#### [What the task requires]
Print the data exactly, leaving nothing out.
start Records to use
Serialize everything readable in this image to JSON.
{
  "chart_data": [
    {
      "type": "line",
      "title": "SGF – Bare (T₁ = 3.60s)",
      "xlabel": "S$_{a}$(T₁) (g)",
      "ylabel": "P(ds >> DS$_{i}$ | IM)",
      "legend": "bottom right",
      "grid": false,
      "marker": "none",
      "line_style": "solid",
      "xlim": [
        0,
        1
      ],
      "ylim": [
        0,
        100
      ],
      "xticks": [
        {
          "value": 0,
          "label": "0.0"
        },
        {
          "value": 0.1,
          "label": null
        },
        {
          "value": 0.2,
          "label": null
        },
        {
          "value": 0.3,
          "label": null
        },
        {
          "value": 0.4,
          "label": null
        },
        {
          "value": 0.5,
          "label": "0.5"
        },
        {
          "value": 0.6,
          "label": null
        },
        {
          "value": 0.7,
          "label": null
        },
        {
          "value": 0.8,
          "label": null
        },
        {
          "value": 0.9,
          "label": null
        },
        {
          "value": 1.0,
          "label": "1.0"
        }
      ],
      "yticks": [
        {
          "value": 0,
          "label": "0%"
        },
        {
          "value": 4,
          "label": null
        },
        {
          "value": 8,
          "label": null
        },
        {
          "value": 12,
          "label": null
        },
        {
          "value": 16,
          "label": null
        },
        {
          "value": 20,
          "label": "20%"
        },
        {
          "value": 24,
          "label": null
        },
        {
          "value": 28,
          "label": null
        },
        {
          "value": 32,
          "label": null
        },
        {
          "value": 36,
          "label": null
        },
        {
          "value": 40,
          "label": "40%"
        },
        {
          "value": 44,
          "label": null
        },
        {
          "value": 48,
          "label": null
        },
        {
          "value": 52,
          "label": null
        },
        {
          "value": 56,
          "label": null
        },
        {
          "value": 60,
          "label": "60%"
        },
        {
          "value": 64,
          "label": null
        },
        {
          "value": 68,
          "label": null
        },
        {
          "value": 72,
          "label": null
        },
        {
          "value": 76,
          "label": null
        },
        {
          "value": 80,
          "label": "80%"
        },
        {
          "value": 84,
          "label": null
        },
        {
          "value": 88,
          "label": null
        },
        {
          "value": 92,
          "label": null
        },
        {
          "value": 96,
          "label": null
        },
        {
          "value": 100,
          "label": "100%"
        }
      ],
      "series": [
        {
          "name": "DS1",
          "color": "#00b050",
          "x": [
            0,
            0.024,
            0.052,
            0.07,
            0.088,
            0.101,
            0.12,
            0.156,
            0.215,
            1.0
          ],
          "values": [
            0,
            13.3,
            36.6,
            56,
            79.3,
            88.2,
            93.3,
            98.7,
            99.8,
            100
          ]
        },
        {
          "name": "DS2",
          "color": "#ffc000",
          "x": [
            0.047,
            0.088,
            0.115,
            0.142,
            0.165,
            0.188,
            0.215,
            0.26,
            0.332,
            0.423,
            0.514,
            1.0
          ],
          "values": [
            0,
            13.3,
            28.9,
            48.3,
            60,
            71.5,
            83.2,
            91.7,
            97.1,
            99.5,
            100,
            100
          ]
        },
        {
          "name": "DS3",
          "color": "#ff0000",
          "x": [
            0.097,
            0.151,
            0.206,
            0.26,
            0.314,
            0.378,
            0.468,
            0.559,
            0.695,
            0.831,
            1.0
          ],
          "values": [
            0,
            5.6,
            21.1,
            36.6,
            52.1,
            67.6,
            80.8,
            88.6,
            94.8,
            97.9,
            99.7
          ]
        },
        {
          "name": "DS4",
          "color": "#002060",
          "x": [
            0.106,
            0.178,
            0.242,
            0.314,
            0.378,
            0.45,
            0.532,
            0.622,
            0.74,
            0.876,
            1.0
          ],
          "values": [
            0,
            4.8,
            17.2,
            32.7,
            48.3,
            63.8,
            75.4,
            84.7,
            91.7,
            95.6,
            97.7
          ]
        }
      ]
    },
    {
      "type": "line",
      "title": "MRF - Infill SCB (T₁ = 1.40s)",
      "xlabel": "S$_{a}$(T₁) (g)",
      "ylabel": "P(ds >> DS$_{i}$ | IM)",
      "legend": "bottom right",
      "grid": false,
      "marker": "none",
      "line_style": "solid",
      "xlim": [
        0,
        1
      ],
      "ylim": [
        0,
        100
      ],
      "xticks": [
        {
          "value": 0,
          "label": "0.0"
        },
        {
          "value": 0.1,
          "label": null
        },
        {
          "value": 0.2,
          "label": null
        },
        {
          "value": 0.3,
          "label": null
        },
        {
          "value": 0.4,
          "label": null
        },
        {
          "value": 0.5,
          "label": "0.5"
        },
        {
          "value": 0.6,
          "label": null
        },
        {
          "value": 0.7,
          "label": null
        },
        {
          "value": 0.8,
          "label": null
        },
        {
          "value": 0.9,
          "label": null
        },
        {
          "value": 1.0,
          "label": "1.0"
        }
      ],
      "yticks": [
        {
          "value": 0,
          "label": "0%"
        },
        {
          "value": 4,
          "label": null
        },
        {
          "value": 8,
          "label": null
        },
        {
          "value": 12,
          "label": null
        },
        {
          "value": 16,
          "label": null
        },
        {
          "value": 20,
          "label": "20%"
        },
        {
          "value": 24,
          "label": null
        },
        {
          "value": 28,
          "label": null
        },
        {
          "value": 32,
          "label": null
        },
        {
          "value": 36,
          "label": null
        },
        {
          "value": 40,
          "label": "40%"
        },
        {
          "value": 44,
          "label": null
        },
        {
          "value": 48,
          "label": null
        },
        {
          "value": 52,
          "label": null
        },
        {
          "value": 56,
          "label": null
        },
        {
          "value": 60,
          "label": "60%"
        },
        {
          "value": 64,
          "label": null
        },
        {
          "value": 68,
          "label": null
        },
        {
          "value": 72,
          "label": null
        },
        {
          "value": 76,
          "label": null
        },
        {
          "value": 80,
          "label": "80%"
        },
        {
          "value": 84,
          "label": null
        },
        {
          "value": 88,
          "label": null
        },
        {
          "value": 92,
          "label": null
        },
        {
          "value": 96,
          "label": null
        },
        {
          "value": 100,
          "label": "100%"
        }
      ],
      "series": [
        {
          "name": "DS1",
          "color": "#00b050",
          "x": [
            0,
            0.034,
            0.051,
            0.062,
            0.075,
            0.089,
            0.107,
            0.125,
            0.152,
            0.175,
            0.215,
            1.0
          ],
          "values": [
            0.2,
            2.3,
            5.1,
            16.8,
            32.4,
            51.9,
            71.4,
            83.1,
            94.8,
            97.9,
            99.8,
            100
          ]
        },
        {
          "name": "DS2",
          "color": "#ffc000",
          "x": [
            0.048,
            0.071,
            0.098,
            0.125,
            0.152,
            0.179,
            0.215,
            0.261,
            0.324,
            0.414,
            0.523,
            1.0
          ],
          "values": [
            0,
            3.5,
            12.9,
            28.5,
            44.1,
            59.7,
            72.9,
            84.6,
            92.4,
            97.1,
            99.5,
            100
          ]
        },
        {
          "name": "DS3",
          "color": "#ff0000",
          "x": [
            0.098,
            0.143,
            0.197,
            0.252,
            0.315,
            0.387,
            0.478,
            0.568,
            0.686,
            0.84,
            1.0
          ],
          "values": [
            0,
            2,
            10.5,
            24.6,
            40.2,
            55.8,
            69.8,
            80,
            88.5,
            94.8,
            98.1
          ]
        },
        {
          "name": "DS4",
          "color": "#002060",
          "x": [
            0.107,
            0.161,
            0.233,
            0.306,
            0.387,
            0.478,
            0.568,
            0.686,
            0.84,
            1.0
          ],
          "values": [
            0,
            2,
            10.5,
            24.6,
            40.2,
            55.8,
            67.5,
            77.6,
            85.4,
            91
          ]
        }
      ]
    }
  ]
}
end Records to use
#### [Complete response]
Serialize everything readable in this image to JSON.
{
  "chart_data": [
    {
      "type": "line",
      "title": "SGF – Bare (T₁ = 3.60s)",
      "xlabel": "S$_{a}$(T₁) (g)",
      "ylabel": "P(ds >> DS$_{i}$ | IM)",
      "legend": "bottom right",
      "grid": false,
      "marker": "none",
      "line_style": "solid",
      "xlim": [
        0,
        1
      ],
      "ylim": [
        0,
        100
      ],
      "xticks": [
        {
          "value": 0,
          "label": "0.0"
        },
        {
          "value": 0.1,
          "label": null
        },
        {
          "value": 0.2,
          "label": null
        },
        {
          "value": 0.3,
          "label": null
        },
        {
          "value": 0.4,
          "label": null
        },
        {
          "value": 0.5,
          "label": "0.5"
        },
        {
          "value": 0.6,
          "label": null
        },
        {
          "value": 0.7,
          "label": null
        },
        {
          "value": 0.8,
          "label": null
        },
        {
          "value": 0.9,
          "label": null
        },
        {
          "value": 1.0,
          "label": "1.0"
        }
      ],
      "yticks": [
        {
          "value": 0,
          "label": "0%"
        },
        {
          "value": 4,
          "label": null
        },
        {
          "value": 8,
          "label": null
        },
        {
          "value": 12,
          "label": null
        },
        {
          "value": 16,
          "label": null
        },
        {
          "value": 20,
          "label": "20%"
        },
        {
          "value": 24,
          "label": null
        },
        {
          "value": 28,
          "label": null
        },
        {
          "value": 32,
          "label": null
        },
        {
          "value": 36,
          "label": null
        },
        {
          "value": 40,
          "label": "40%"
        },
        {
          "value": 44,
          "label": null
        },
        {
          "value": 48,
          "label": null
        },
        {
          "value": 52,
          "label": null
        },
        {
          "value": 56,
          "label": null
        },
        {
          "value": 60,
          "label": "60%"
        },
        {
          "value": 64,
          "label": null
        },
        {
          "value": 68,
          "label": null
        },
        {
          "value": 72,
          "label": null
        },
        {
          "value": 76,
          "label": null
        },
        {
          "value": 80,
          "label": "80%"
        },
        {
          "value": 84,
          "label": null
        },
        {
          "value": 88,
          "label": null
        },
        {
          "value": 92,
          "label": null
        },
        {
          "value": 96,
          "label": null
        },
        {
          "value": 100,
          "label": "100%"
        }
      ],
      "series": [
        {
          "name": "DS1",
          "color": "#00b050",
          "x": [
            0,
            0.024,
            0.052,
            0.07,
            0.088,
            0.101,
            0.12,
            0.156,
            0.215,
            1.0
          ],
          "values": [
            0,
            13.3,
            36.6,
            56,
            79.3,
            88.2,
            93.3,
            98.7,
            99.8,
            100
          ]
        },
        {
          "name": "DS2",
          "color": "#ffc000",
          "x": [
            0.047,
            0.088,
            0.115,
            0.142,
            0.165,
            0.188,
            0.215,
            0.26,
            0.332,
            0.423,
            0.514,
            1.0
          ],
          "values": [
            0,
            13.3,
            28.9,
            48.3,
            60,
            71.5,
            83.2,
            91.7,
            97.1,
            99.5,
            100,
            100
          ]
        },
        {
          "name": "DS3",
          "color": "#ff0000",
          "x": [
            0.097,
            0.151,
            0.206,
            0.26,
            0.314,
            0.378,
            0.468,
            0.559,
            0.695,
            0.831,
            1.0
          ],
          "values": [
            0,
            5.6,
            21.1,
            36.6,
            52.1,
            67.6,
            80.8,
            88.6,
            94.8,
            97.9,
            99.7
          ]
        },
        {
          "name": "DS4",
          "color": "#002060",
          "x": [
            0.106,
            0.178,
            0.242,
            0.314,
            0.378,
            0.45,
            0.532,
            0.622,
            0.74,
            0.876,
            1.0
          ],
          "values": [
            0,
            4.8,
            17.2,
            32.7,
            48.3,
            63.8,
            75.4,
            84.7,
            91.7,
            95.6,
            97.7
          ]
        }
      ]
    },
    {
      "type": "line",
      "title": "MRF - Infill SCB (T₁ = 1.40s)",
      "xlabel": "S$_{a}$(T₁) (g)",
      "ylabel": "P(ds >> DS$_{i}$ | IM)",
      "legend": "bottom right",
      "grid": false,
      "marker": "none",
      "line_style": "solid",
      "xlim": [
        0,
        1
      ],
      "ylim": [
        0,
        100
      ],
      "xticks": [
        {
          "value": 0,
          "label": "0.0"
        },
        {
          "value": 0.1,
          "label": null
        },
        {
          "value": 0.2,
          "label": null
        },
        {
          "value": 0.3,
          "label": null
        },
        {
          "value": 0.4,
          "label": null
        },
        {
          "value": 0.5,
          "label": "0.5"
        },
        {
          "value": 0.6,
          "label": null
        },
        {
          "value": 0.7,
          "label": null
        },
        {
          "value": 0.8,
          "label": null
        },
        {
          "value": 0.9,
          "label": null
        },
        {
          "value": 1.0,
          "label": "1.0"
        }
      ],
      "yticks": [
        {
          "value": 0,
          "label": "0%"
        },
        {
          "value": 4,
          "label": null
        },
        {
          "value": 8,
          "label": null
        },
        {
          "value": 12,
          "label": null
        },
        {
          "value": 16,
          "label": null
        },
        {
          "value": 20,
          "label": "20%"
        },
        {
          "value": 24,
          "label": null
        },
        {
          "value": 28,
          "label": null
        },
        {
          "value": 32,
          "label": null
        },
        {
          "value": 36,
          "label": null
        },
        {
          "value": 40,
          "label": "40%"
        },
        {
          "value": 44,
          "label": null
        },
        {
          "value": 48,
          "label": null
        },
        {
          "value": 52,
          "label": null
        },
        {
          "value": 56,
          "label": null
        },
        {
          "value": 60,
          "label": "60%"
        },
        {
          "value": 64,
          "label": null
        },
        {
          "value": 68,
          "label": null
        },
        {
          "value": 72,
          "label": null
        },
        {
          "value": 76,
          "label": null
        },
        {
          "value": 80,
          "label": "80%"
        },
        {
          "value": 84,
          "label": null
        },
        {
          "value": 88,
          "label": null
        },
        {
          "value": 92,
          "label": null
        },
        {
          "value": 96,
          "label": null
        },
        {
          "value": 100,
          "label": "100%"
        }
      ],
      "series": [
        {
          "name": "DS1",
          "color": "#00b050",
          "x": [
            0,
            0.034,
            0.051,
            0.062,
            0.075,
            0.089,
            0.107,
            0.125,
            0.152,
            0.175,
            0.215,
            1.0
          ],
          "values": [
            0.2,
            2.3,
            5.1,
            16.8,
            32.4,
            51.9,
            71.4,
            83.1,
            94.8,
            97.9,
            99.8,
            100
          ]
        },
        {
          "name": "DS2",
          "color": "#ffc000",
          "x": [
            0.048,
            0.071,
            0.098,
            0.125,
            0.152,
            0.179,
            0.215,
            0.261,
            0.324,
            0.414,
            0.523,
            1.0
          ],
          "values": [
            0,
            3.5,
            12.9,
            28.5,
            44.1,
            59.7,
            72.9,
            84.6,
            92.4,
            97.1,
            99.5,
            100
          ]
        },
        {
          "name": "DS3",
          "color": "#ff0000",
          "x": [
            0.098,
            0.143,
            0.197,
            0.252,
            0.315,
            0.387,
            0.478,
            0.568,
            0.686,
            0.84,
            1.0
          ],
          "values": [
            0,
            2,
            10.5,
            24.6,
            40.2,
            55.8,
            69.8,
            80,
            88.5,
            94.8,
            98.1
          ]
        },
        {
          "name": "DS4",
          "color": "#002060",
          "x": [
            0.107,
            0.161,
            0.233,
            0.306,
            0.387,
            0.478,
            0.568,
            0.686,
            0.84,
            1.0
          ],
          "values": [
            0,
            2,
            10.5,
            24.6,
            40.2,
            55.8,
            67.5,
            77.6,
            85.4,
            91
          ]
        }
      ]
    }
  ]
}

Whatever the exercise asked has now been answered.